■ **Exercise description**
Transcribe each of the records below exactly, excluding all pictures.

[Collected data entries]
==================================================

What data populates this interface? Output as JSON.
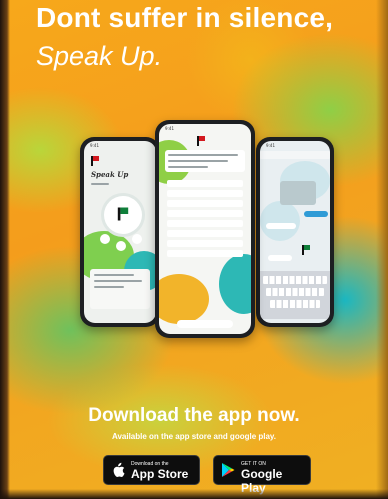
{
  "headline": {
    "line1": "Dont suffer in silence,",
    "line2": "Speak Up."
  },
  "cta": {
    "title": "Download the app now.",
    "subtitle": "Available on the app store and google play."
  },
  "stores": {
    "apple": {
      "small": "Download on the",
      "big": "App Store",
      "icon": "apple-icon"
    },
    "google": {
      "small": "GET IT ON",
      "big": "Google Play",
      "icon": "google-play-icon"
    }
  },
  "phone_left": {
    "brand": "Speak Up"
  },
  "colors": {
    "background_orange": "#f49d1c",
    "accent_green": "#6fc15c",
    "accent_teal": "#1bb7c1",
    "flag_red": "#d3191f",
    "text_white": "#ffffff"
  }
}
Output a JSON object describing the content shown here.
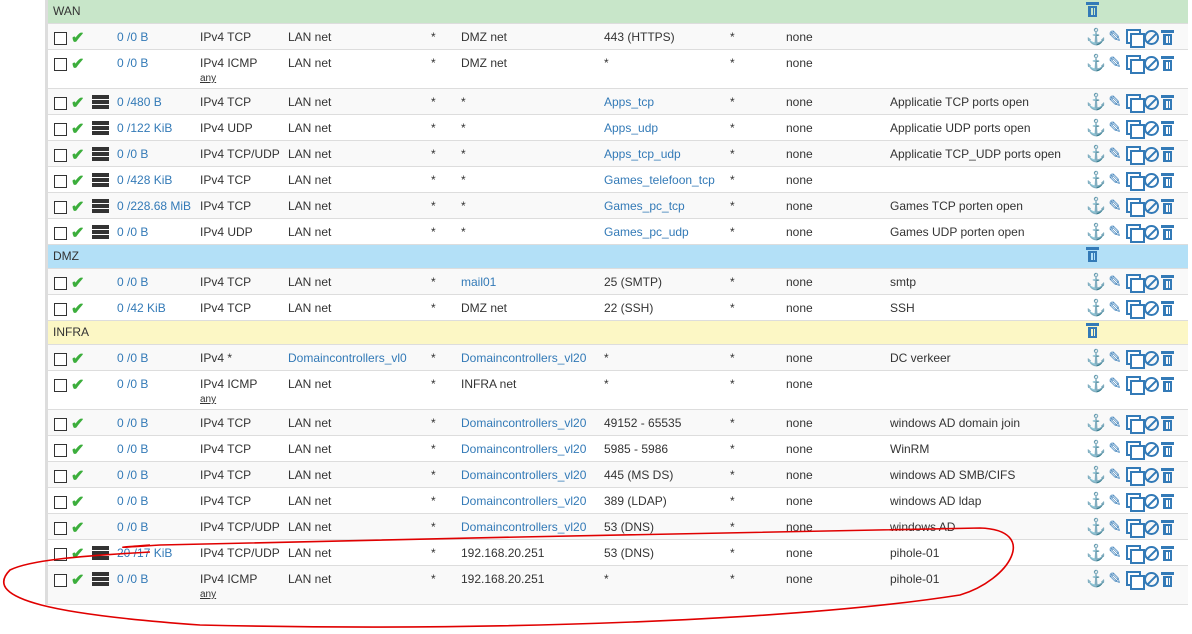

==================================================

■ **Written solution**
What data populates this interface? Output as JSON.
{
  "headline": {
    "line1": "Dont suffer in silence,",
    "line2": "Speak Up."
  },
  "cta": {
    "title": "Download the app now.",
    "subtitle": "Available on the app store and google play."
  },
  "stores": {
    "apple": {
      "small": "Download on the",
      "big": "App Store",
      "icon": "apple-icon"
    },
    "google": {
      "small": "GET IT ON",
      "big": "Google Play",
      "icon": "google-play-icon"
    }
  },
  "phone_left": {
    "brand": "Speak Up"
  },
  "colors": {
    "background_orange": "#f49d1c",
    "accent_green": "#6fc15c",
    "accent_teal": "#1bb7c1",
    "flag_red": "#d3191f",
    "text_white": "#ffffff"
  }
}
Output a JSON object describing the content shown here.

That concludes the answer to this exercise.